Given entries:
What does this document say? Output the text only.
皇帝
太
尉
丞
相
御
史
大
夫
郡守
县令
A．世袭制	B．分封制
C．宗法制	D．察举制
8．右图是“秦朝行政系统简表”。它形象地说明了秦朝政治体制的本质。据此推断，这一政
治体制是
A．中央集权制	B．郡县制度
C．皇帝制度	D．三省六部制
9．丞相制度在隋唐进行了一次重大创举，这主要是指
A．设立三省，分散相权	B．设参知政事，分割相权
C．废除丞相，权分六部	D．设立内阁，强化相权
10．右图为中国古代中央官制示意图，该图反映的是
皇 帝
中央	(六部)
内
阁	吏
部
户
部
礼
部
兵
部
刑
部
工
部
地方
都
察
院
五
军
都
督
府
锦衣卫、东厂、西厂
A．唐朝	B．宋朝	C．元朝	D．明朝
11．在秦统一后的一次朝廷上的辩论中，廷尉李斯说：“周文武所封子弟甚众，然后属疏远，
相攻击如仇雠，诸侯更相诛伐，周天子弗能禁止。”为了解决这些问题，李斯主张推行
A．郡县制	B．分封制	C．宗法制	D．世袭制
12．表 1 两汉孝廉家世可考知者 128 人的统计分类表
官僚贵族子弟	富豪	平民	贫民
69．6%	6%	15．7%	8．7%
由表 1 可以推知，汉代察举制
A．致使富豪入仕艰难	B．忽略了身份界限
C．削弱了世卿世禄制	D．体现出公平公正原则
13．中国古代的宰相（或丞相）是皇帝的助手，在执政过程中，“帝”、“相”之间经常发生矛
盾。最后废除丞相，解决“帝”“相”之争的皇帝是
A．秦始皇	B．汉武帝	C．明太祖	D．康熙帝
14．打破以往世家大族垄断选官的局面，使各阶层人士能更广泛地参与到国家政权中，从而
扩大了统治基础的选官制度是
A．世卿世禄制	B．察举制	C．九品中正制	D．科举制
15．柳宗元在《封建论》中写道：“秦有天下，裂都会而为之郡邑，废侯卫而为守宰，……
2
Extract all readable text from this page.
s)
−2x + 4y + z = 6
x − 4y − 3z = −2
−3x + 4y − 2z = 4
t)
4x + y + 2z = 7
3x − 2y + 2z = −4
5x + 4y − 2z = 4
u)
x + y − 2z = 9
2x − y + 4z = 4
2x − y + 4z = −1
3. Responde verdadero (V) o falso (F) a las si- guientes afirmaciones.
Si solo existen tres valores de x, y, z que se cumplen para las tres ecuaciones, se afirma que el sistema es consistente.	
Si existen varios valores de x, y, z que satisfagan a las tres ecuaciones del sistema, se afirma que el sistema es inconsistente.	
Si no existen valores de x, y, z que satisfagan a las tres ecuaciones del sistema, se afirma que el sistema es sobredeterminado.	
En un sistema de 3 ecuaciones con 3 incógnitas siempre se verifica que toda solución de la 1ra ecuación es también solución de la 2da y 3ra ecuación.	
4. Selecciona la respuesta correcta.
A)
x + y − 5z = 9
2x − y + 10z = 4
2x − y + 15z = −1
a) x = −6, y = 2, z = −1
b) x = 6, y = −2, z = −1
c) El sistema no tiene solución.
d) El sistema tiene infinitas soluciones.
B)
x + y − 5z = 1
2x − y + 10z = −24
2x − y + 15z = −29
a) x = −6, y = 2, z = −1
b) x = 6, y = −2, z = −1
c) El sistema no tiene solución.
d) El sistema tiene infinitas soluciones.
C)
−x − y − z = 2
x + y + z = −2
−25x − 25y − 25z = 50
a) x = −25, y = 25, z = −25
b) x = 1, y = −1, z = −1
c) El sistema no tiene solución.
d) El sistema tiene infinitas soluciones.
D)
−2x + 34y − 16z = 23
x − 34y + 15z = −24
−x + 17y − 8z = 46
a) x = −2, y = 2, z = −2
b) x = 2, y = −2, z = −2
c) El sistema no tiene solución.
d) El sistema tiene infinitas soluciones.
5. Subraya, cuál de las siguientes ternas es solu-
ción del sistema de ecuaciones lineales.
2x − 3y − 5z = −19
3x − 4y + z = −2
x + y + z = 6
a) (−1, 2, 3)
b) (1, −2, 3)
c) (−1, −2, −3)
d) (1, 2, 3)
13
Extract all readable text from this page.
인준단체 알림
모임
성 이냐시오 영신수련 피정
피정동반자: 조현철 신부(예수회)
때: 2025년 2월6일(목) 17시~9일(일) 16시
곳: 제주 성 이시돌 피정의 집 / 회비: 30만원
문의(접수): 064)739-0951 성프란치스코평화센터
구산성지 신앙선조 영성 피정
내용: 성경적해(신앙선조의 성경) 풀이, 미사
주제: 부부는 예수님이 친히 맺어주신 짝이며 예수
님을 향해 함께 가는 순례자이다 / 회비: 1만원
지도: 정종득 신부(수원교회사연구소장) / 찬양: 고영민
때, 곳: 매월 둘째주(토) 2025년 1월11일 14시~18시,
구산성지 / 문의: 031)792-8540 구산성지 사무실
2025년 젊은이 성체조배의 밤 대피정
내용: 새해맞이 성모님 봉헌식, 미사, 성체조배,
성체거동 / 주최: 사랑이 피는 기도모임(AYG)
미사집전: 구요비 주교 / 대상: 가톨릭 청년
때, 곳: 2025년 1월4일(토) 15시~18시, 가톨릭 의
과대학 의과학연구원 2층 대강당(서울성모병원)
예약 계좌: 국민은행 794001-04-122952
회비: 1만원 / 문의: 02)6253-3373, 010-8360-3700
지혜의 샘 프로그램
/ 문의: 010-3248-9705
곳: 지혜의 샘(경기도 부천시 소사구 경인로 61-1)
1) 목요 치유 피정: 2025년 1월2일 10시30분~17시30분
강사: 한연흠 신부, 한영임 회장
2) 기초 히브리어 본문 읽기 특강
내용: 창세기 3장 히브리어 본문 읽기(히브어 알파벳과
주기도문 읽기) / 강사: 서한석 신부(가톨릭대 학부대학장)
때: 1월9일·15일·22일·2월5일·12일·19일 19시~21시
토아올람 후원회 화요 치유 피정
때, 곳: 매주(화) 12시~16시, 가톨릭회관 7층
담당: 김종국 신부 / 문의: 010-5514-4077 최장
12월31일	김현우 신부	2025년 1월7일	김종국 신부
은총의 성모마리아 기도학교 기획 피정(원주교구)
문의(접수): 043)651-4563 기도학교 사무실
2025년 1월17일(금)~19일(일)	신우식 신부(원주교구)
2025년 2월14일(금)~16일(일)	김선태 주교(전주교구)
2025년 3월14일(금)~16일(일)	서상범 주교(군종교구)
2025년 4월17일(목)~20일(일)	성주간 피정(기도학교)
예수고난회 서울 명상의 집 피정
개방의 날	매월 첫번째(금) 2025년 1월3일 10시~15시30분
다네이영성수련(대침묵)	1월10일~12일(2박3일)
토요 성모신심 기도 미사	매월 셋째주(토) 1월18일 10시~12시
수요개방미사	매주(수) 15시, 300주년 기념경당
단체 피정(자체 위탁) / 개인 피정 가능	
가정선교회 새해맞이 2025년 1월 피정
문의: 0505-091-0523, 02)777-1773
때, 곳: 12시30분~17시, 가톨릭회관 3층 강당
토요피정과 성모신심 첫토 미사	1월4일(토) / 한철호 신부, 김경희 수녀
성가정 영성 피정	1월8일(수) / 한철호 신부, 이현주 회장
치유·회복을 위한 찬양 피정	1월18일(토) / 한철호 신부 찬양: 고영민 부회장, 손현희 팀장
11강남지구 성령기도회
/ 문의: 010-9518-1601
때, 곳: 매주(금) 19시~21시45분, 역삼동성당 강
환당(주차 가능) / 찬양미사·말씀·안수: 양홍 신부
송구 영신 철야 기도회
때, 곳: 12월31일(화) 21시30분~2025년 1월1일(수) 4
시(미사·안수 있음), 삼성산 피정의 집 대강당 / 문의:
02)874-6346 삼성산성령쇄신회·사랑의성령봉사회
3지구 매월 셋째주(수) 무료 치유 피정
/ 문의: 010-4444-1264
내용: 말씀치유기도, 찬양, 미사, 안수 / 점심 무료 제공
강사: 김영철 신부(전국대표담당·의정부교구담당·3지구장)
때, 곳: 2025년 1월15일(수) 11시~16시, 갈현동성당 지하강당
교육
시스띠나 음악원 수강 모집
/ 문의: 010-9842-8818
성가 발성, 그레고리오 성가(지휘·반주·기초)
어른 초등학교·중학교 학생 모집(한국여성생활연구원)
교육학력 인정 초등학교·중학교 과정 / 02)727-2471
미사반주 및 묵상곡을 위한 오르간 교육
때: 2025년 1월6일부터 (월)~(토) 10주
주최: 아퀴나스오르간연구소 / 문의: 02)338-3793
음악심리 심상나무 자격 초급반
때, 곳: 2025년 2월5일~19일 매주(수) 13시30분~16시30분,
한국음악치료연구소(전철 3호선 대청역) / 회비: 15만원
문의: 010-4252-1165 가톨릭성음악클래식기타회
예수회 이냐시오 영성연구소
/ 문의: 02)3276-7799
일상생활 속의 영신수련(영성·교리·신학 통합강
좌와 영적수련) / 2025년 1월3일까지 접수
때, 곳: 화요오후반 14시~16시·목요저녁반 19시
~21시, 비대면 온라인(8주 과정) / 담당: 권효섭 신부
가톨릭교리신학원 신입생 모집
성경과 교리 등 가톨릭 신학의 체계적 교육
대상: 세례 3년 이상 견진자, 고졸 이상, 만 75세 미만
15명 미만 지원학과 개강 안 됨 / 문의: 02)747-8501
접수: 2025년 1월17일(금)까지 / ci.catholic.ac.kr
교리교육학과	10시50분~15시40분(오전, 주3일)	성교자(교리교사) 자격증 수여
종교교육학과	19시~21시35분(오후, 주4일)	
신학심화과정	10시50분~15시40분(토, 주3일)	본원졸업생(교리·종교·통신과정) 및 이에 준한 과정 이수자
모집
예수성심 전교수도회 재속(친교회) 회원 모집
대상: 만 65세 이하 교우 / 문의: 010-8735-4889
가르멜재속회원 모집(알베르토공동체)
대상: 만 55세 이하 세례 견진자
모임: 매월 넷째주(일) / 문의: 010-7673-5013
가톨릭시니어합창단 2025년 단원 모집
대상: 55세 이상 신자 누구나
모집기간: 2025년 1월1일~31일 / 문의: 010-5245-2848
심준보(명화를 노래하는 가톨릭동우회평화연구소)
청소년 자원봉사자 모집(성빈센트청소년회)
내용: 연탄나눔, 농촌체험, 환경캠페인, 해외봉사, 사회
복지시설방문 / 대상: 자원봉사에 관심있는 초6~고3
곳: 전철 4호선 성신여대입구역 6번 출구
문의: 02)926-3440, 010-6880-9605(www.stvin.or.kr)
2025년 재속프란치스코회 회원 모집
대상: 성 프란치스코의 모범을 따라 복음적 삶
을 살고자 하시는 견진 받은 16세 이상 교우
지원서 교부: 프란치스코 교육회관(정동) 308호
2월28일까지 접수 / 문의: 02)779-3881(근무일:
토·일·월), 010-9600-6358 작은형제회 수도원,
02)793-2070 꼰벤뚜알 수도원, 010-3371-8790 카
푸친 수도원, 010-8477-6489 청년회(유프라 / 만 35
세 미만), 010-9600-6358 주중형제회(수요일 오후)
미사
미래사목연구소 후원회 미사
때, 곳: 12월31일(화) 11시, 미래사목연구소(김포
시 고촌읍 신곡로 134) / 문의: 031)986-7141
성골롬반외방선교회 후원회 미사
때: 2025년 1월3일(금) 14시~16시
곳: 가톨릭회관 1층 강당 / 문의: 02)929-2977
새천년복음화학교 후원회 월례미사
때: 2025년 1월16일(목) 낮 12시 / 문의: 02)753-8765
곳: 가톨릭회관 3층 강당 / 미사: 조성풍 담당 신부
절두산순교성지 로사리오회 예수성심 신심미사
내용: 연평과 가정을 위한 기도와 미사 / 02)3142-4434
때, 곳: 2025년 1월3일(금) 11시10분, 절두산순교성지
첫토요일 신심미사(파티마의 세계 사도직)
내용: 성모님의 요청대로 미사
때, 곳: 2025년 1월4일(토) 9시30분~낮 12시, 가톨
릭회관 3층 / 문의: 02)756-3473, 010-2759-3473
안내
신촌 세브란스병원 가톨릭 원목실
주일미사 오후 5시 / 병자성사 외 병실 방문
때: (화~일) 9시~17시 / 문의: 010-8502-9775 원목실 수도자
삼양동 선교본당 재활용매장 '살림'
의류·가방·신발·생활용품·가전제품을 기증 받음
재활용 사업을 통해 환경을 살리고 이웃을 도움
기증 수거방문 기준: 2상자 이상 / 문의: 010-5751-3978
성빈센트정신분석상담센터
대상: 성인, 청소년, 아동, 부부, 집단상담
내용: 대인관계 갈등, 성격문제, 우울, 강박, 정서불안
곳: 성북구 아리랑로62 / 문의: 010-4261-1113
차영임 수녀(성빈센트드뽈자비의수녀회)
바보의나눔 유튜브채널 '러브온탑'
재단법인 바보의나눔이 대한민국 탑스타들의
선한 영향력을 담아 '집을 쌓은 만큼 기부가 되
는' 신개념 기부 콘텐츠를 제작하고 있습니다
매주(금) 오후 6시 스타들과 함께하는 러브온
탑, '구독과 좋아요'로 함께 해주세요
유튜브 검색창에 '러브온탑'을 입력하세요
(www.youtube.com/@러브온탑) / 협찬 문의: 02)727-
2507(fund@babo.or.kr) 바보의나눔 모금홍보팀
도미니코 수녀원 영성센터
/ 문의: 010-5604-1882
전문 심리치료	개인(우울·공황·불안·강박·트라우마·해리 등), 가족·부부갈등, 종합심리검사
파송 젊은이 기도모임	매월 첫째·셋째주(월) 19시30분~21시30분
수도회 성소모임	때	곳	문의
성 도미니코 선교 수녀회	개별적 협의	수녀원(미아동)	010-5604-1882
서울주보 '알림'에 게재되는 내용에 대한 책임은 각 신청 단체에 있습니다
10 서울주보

Problem details:
Go through the lines above. Select every one that has the string "새해맞이".

Solved exercise:
내용: 새해맞이 성모님 봉헌식, 미사, 성체조배,
가정선교회 새해맞이 2025년 1월 피정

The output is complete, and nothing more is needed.